* _Task brief_
Copy every line of the data that contains the string "metus".

* _Data supplied_
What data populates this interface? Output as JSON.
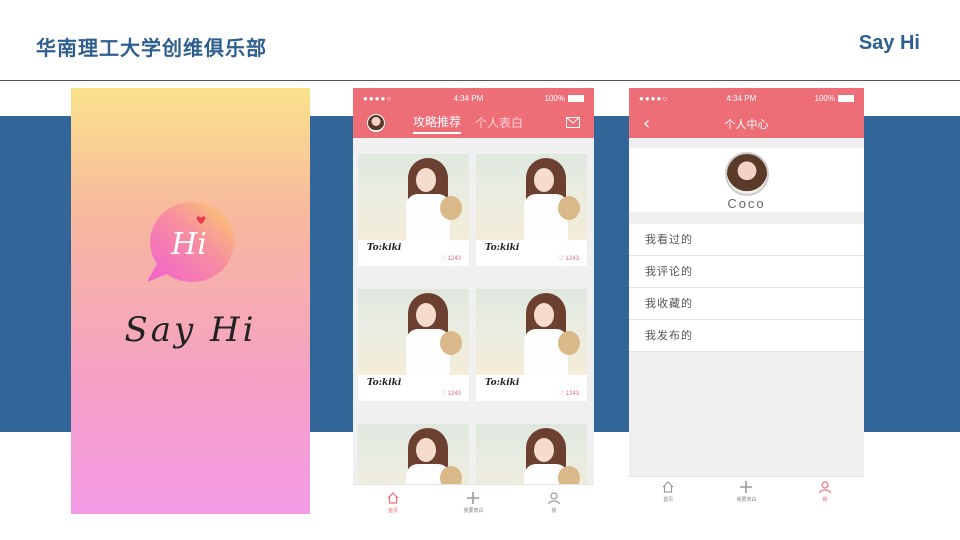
{
  "header": {
    "title": "华南理工大学创维俱乐部",
    "right": "Say Hi"
  },
  "splash": {
    "logo_text": "Hi",
    "text": "Say Hi"
  },
  "status_bar": {
    "signal": "●●●●○",
    "time": "4:34 PM",
    "battery": "100%"
  },
  "feed": {
    "tabs": [
      "攻略推荐",
      "个人表白"
    ],
    "cards": [
      {
        "to": "To:kiki",
        "likes": "1243"
      },
      {
        "to": "To:kiki",
        "likes": "1243"
      },
      {
        "to": "To:kiki",
        "likes": "1243"
      },
      {
        "to": "To:kiki",
        "likes": "1243"
      },
      {
        "to": "",
        "likes": ""
      },
      {
        "to": "",
        "likes": ""
      }
    ],
    "tabbar": [
      "首页",
      "我要表白",
      "我"
    ]
  },
  "profile": {
    "title": "个人中心",
    "username": "Coco",
    "menu": [
      "我看过的",
      "我评论的",
      "我收藏的",
      "我发布的"
    ],
    "tabbar": [
      "首页",
      "我要表白",
      "我"
    ]
  },
  "colors": {
    "accent": "#ee6e78",
    "brand_blue": "#326698",
    "header_text": "#2e5f8e"
  }
}
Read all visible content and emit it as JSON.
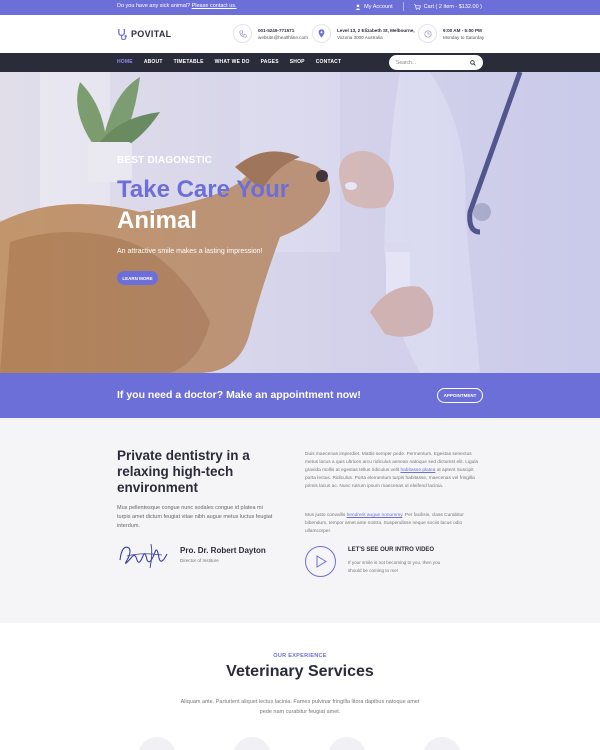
{
  "topbar": {
    "promo_prefix": "Do you have any sick animal?",
    "promo_link": "Please contact us.",
    "account": "My Account",
    "cart": "Cart ( 2 item - $132.00 )"
  },
  "header": {
    "logo": "POVITAL",
    "phone": "001-5249-771571",
    "email": "website@healthline.com",
    "address_line1": "Level 13, 2 Elizabeth St, Melbourne,",
    "address_line2": "Victoria 3000 Australia",
    "hours": "9:00 AM - 5:00 PM",
    "days": "Monday to Saturday"
  },
  "nav": {
    "items": [
      "HOME",
      "ABOUT",
      "TIMETABLE",
      "WHAT WE DO",
      "PAGES",
      "SHOP",
      "CONTACT"
    ],
    "search_placeholder": "Search..."
  },
  "hero": {
    "subtitle": "BEST DIAGONSTIC",
    "title_line1": "Take Care Your",
    "title_line2": "Animal",
    "description": "An attractive smile makes a lasting impression!",
    "button": "LEARN MORE"
  },
  "band": {
    "text": "If you need a doctor? Make an appointment now!",
    "button": "APPOINTMENT"
  },
  "about": {
    "title": "Private dentistry in a relaxing high-tech environment",
    "lead": "Mus pellentesque congue nunc sodales congue id platea mi turpis amet dictum feugiat vitae nibh augue metus luctus feugiat interdum.",
    "doctor_name": "Pro. Dr. Robert Dayton",
    "doctor_role": "Director of Institure",
    "p1_before": "Duis maecenas imperdiet. Mattis semper pede. Fermentum. Egestas senectus metus lacus a quis ultrices arcu ridiculus aenean natoque sed dictumst elit. Ligula gravida mollis at egestas tellus ridiculus velit ",
    "p1_link": "habitasse platea",
    "p1_after": " at aptent Suscipit porta lectus. Ridiculus. Porta elementum turpis habitasse, maecenas vel fringilla primis lacus ac. Nunc rutrum ipsum maecenas ut eleifend lacinia.",
    "p2_before": "Mus justo convallis ",
    "p2_link": "hendrerit augue nonummy",
    "p2_after": ". Per facilisis, class Curabitur bibendum, tempor amet ante nostra. Suspendisse neque sociis lacus odio ullamcorper.",
    "intro_title": "LET'S SEE OUR INTRO VIDEO",
    "intro_text": "If your smile is not becoming to you, then you should be coming to me!"
  },
  "services": {
    "eyebrow": "OUR EXPERIENCE",
    "title": "Veterinary Services",
    "description": "Aliquam ante. Parturient aliquet lectus lacinia. Fames pulvinar fringilla litora dapibus natoque amet pede nam curabitur feugiat amet."
  },
  "colors": {
    "accent": "#6d6fd8",
    "nav_bg": "#2b2c3a",
    "section_bg": "#f5f5f7"
  }
}
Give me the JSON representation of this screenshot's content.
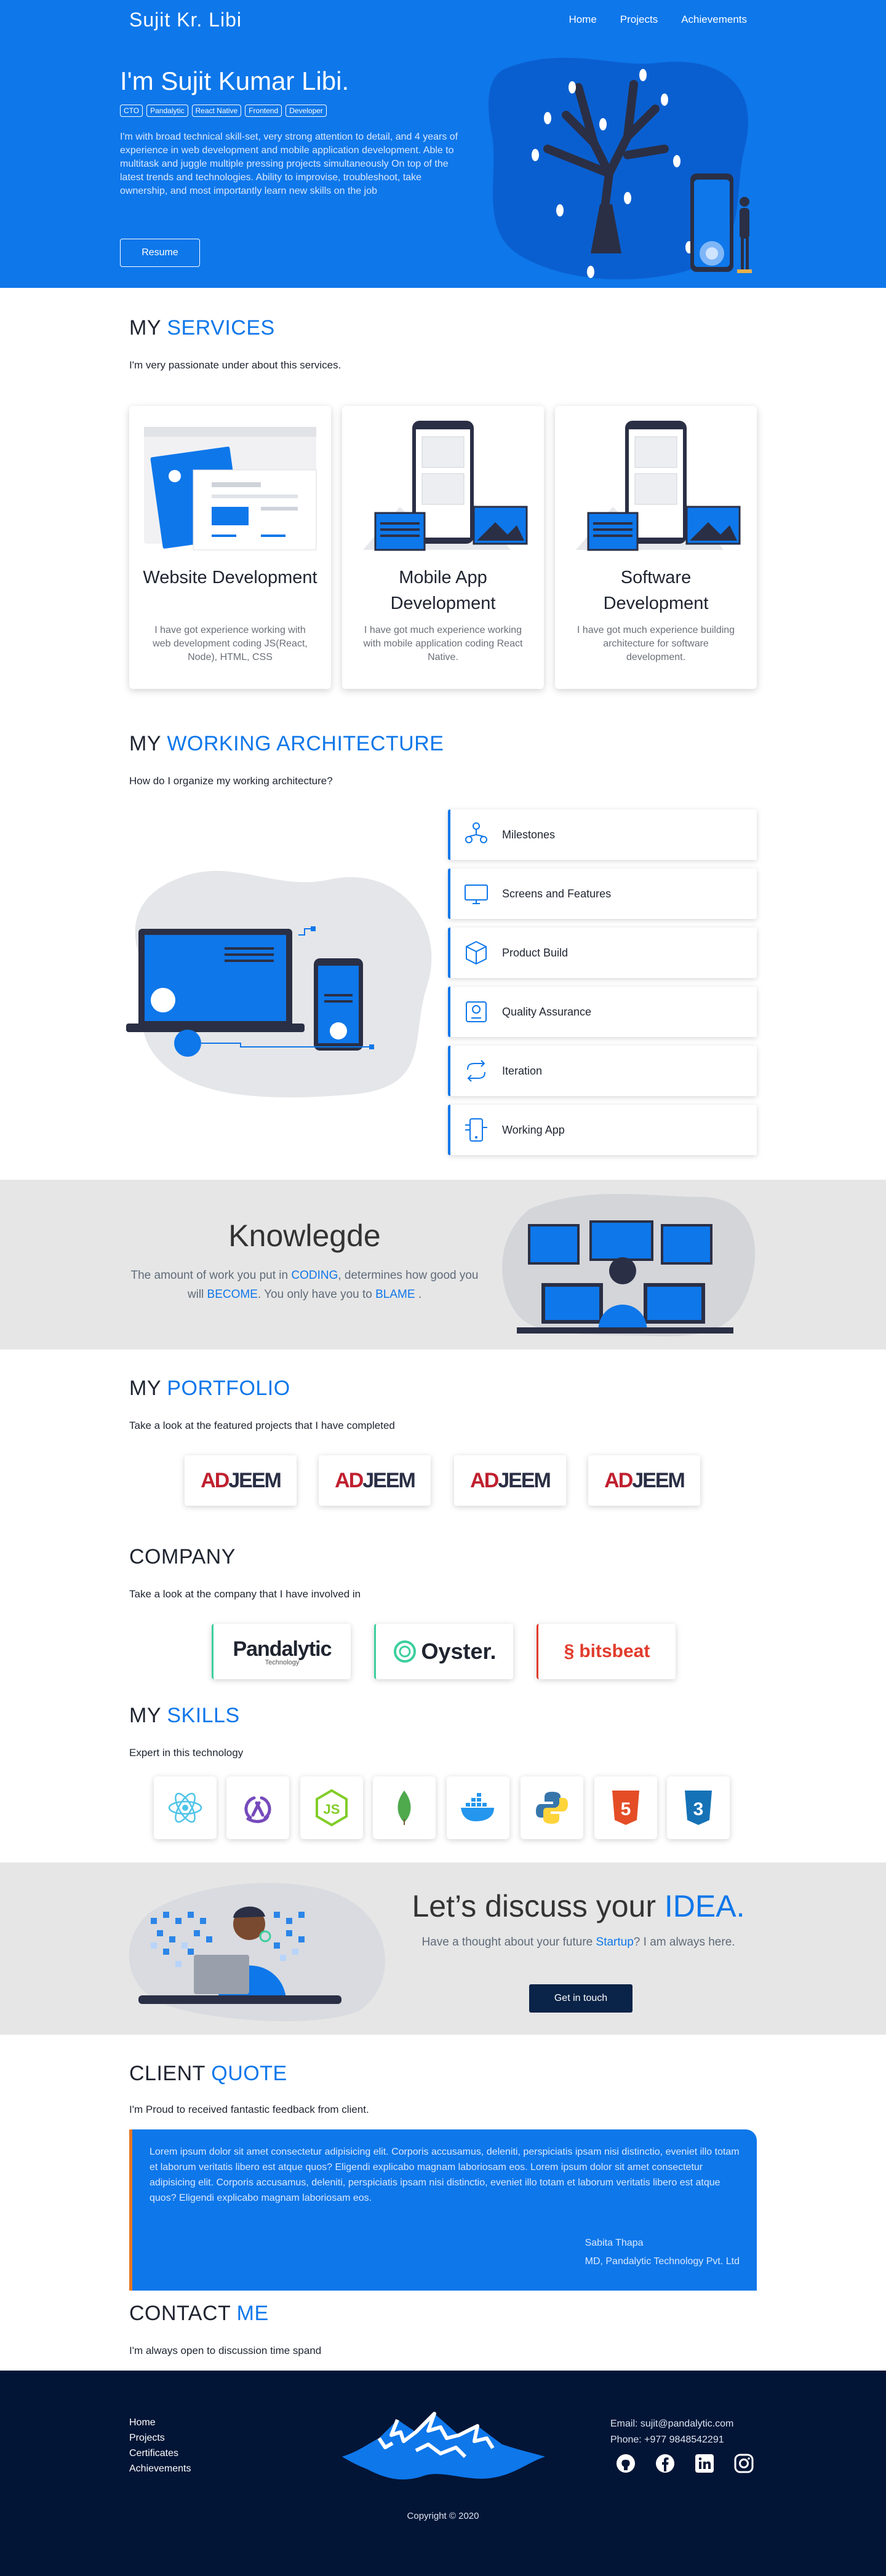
{
  "header": {
    "brand": "Sujit Kr. Libi",
    "nav": [
      "Home",
      "Projects",
      "Achievements"
    ]
  },
  "hero": {
    "title": "I'm Sujit Kumar Libi.",
    "tags": [
      "CTO",
      "Pandalytic",
      "React Native",
      "Frontend",
      "Developer"
    ],
    "description": "I'm with broad technical skill-set, very strong attention to detail, and 4 years of experience in web development and mobile application development. Able to multitask and juggle multiple pressing projects simultaneously On top of the latest trends and technologies. Ability to improvise, troubleshoot, take ownership, and most importantly learn new skills on the job",
    "resume_label": "Resume"
  },
  "services": {
    "title_prefix": "MY",
    "title_highlight": "SERVICES",
    "subtitle": "I'm very passionate under about this services.",
    "cards": [
      {
        "title": "Website Development",
        "text": "I have got experience working with web development coding JS(React, Node), HTML, CSS"
      },
      {
        "title": "Mobile App Development",
        "text": "I have got much experience working with mobile application coding React Native."
      },
      {
        "title": "Software Development",
        "text": "I have got much experience building architecture for software development."
      }
    ]
  },
  "architecture": {
    "title_prefix": "MY",
    "title_highlight": "WORKING ARCHITECTURE",
    "subtitle": "How do I organize my working architecture?",
    "items": [
      {
        "label": "Milestones",
        "icon": "milestones-icon"
      },
      {
        "label": "Screens and Features",
        "icon": "monitor-icon"
      },
      {
        "label": "Product Build",
        "icon": "box-icon"
      },
      {
        "label": "Quality Assurance",
        "icon": "quality-icon"
      },
      {
        "label": "Iteration",
        "icon": "repeat-icon"
      },
      {
        "label": "Working App",
        "icon": "app-icon"
      }
    ]
  },
  "knowledge": {
    "title": "Knowlegde",
    "text_1": "The amount of work you put in ",
    "word_1": "CODING",
    "text_2": ", determines how good you will ",
    "word_2": "BECOME",
    "text_3": ". You only have you to ",
    "word_3": "BLAME",
    "text_4": " ."
  },
  "portfolio": {
    "title_prefix": "MY",
    "title_highlight": "PORTFOLIO",
    "subtitle": "Take a look at the featured projects that I have completed",
    "items": [
      {
        "logo_text_a": "AD",
        "logo_text_b": "JEEM"
      },
      {
        "logo_text_a": "AD",
        "logo_text_b": "JEEM"
      },
      {
        "logo_text_a": "AD",
        "logo_text_b": "JEEM"
      },
      {
        "logo_text_a": "AD",
        "logo_text_b": "JEEM"
      }
    ]
  },
  "company": {
    "title": "COMPANY",
    "subtitle": "Take a look at the company that I have involved in",
    "items": [
      {
        "name": "Pandalytic",
        "tagline": "Technology",
        "color": "#1f7a4a"
      },
      {
        "name": "Oyster.",
        "color": "#3ccf9d"
      },
      {
        "name": "bitsbeat",
        "color": "#e23b2c"
      }
    ]
  },
  "skills": {
    "title_prefix": "MY",
    "title_highlight": "SKILLS",
    "subtitle": "Expert in this technology",
    "items": [
      {
        "icon": "react-icon"
      },
      {
        "icon": "redux-icon"
      },
      {
        "icon": "nodejs-icon"
      },
      {
        "icon": "mongodb-icon"
      },
      {
        "icon": "docker-icon"
      },
      {
        "icon": "python-icon"
      },
      {
        "icon": "html5-icon",
        "label": "5"
      },
      {
        "icon": "css3-icon",
        "label": "3"
      }
    ]
  },
  "idea": {
    "title": "Let’s discuss your ",
    "highlight": "IDEA.",
    "text_1": "Have a thought about your future ",
    "link": "Startup",
    "text_2": "? I am always here.",
    "button": "Get in touch"
  },
  "client": {
    "title_prefix": "CLIENT",
    "title_highlight": "QUOTE",
    "subtitle": "I'm Proud to received fantastic feedback from client.",
    "quote": "Lorem ipsum dolor sit amet consectetur adipisicing elit. Corporis accusamus, deleniti, perspiciatis ipsam nisi distinctio, eveniet illo totam et laborum veritatis libero est atque quos? Eligendi explicabo magnam laboriosam eos. Lorem ipsum dolor sit amet consectetur adipisicing elit. Corporis accusamus, deleniti, perspiciatis ipsam nisi distinctio, eveniet illo totam et laborum veritatis libero est atque quos? Eligendi explicabo magnam laboriosam eos.",
    "author": "Sabita Thapa",
    "role": "MD, Pandalytic Technology Pvt. Ltd"
  },
  "contact": {
    "title_prefix": "CONTACT",
    "title_highlight": "ME",
    "subtitle": "I'm always open to discussion time spand"
  },
  "footer": {
    "links": [
      "Home",
      "Projects",
      "Certificates",
      "Achievements"
    ],
    "email": "Email: sujit@pandalytic.com",
    "phone": "Phone: +977 9848542291",
    "socials": [
      "github-icon",
      "facebook-icon",
      "linkedin-icon",
      "instagram-icon"
    ],
    "copyright": "Copyright © 2020"
  },
  "colors": {
    "primary": "#0e77ea",
    "dark": "#031536",
    "accent": "#e87722"
  }
}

* _Solution for this task_
    "lead": "Mus pellentesque congue nunc sodales congue id platea mi turpis amet dictum feugiat vitae nibh augue metus luctus feugiat interdum.",
    "p1_before": "Duis maecenas imperdiet. Mattis semper pede. Fermentum. Egestas senectus metus lacus a quis ultrices arcu ridiculus aenean natoque sed dictumst elit. Ligula gravida mollis at egestas tellus ridiculus velit ",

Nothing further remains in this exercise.